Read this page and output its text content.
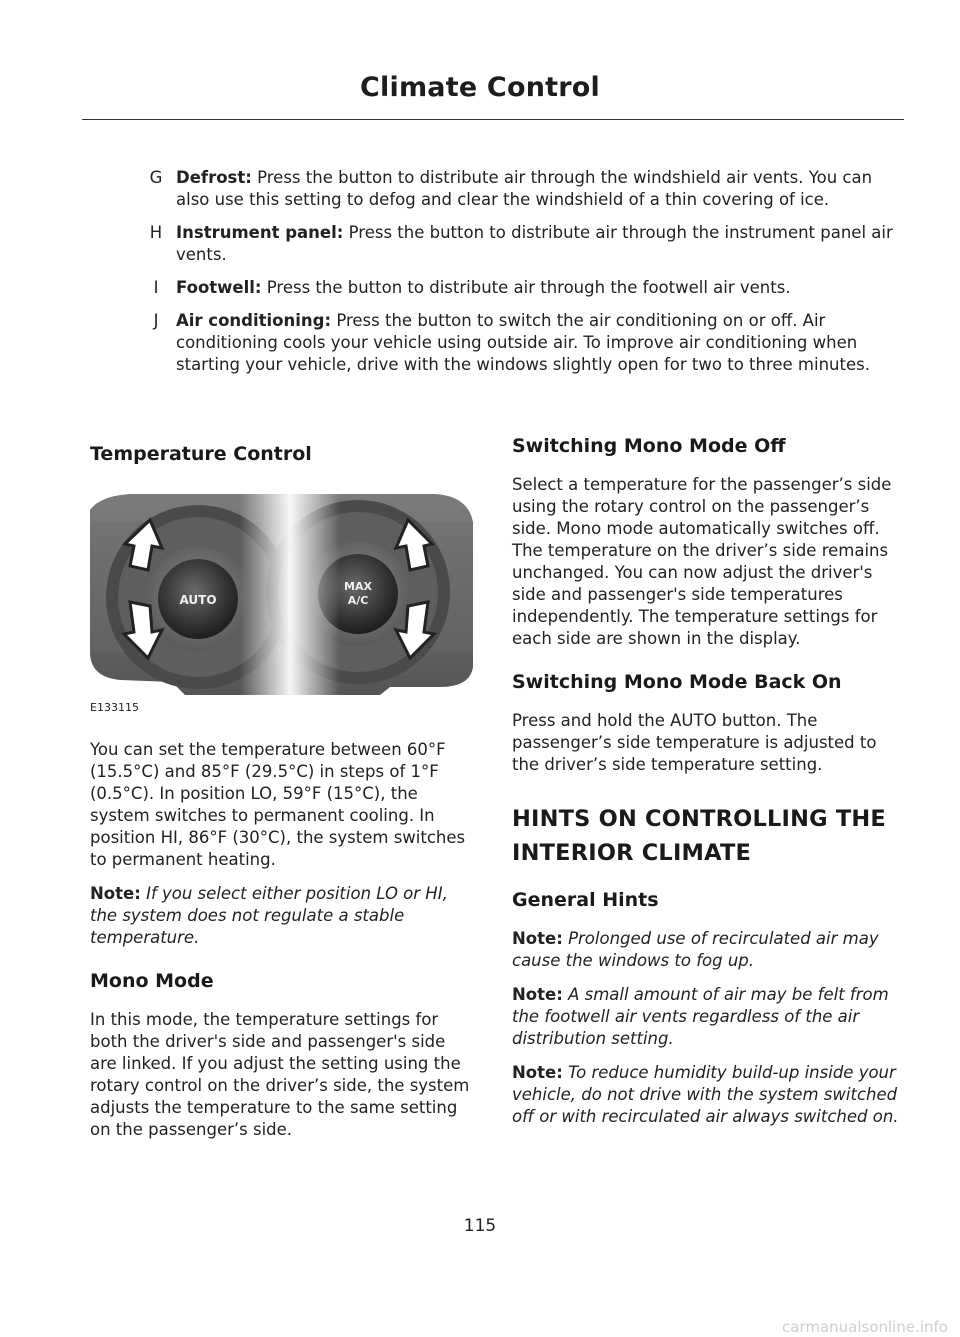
Climate Control
G Defrost: Press the button to distribute air through the windshield air vents. You can also use this setting to defog and clear the windshield of a thin covering of ice.
H Instrument panel: Press the button to distribute air through the instrument panel air vents.
I	Footwell: Press the button to distribute air through the footwell air vents.
J	Air conditioning: Press the button to switch the air conditioning on or off. Air conditioning cools your vehicle using outside air. To improve air conditioning when starting your vehicle, drive with the windows slightly open for two to three minutes.
Temperature Control
AUTO
MAX
A/C
E133115

You can set the temperature between 60°F (15.5°C) and 85°F (29.5°C) in steps of 1°F (0.5°C). In position LO, 59°F (15°C), the system switches to permanent cooling. In position HI, 86°F (30°C), the system switches to permanent heating.

Note: If you select either position LO or HI, the system does not regulate a stable temperature.

Mono Mode

In this mode, the temperature settings for both the driver's side and passenger's side are linked. If you adjust the setting using the rotary control on the driver’s side, the system adjusts the temperature to the same setting on the passenger’s side.

Switching Mono Mode Off

Select a temperature for the passenger’s side using the rotary control on the passenger’s side. Mono mode automatically switches off. The temperature on the driver’s side remains unchanged. You can now adjust the driver's side and passenger's side temperatures independently. The temperature settings for each side are shown in the display.

Switching Mono Mode Back On

Press and hold the AUTO button. The passenger’s side temperature is adjusted to the driver’s side temperature setting.

HINTS ON CONTROLLING THE
INTERIOR CLIMATE
General Hints

Note: Prolonged use of recirculated air may cause the windows to fog up.

Note: A small amount of air may be felt from the footwell air vents regardless of the air distribution setting.

Note: To reduce humidity build-up inside your vehicle, do not drive with the system switched off or with recirculated air always switched on.

115
carmanualsonline.info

[WHAT THE EXERCISE ASKS] Show every line of the records above that contains the word "Mono".

[RESPONSE TO THIS TASK]
Mono Mode
Switching Mono Mode Off
Select a temperature for the passenger’s side using the rotary control on the passenger’s side. Mono mode automatically switches off. The temperature on the driver’s side remains unchanged. You can now adjust the driver's side and passenger's side temperatures independently. The temperature settings for each side are shown in the display.
Switching Mono Mode Back On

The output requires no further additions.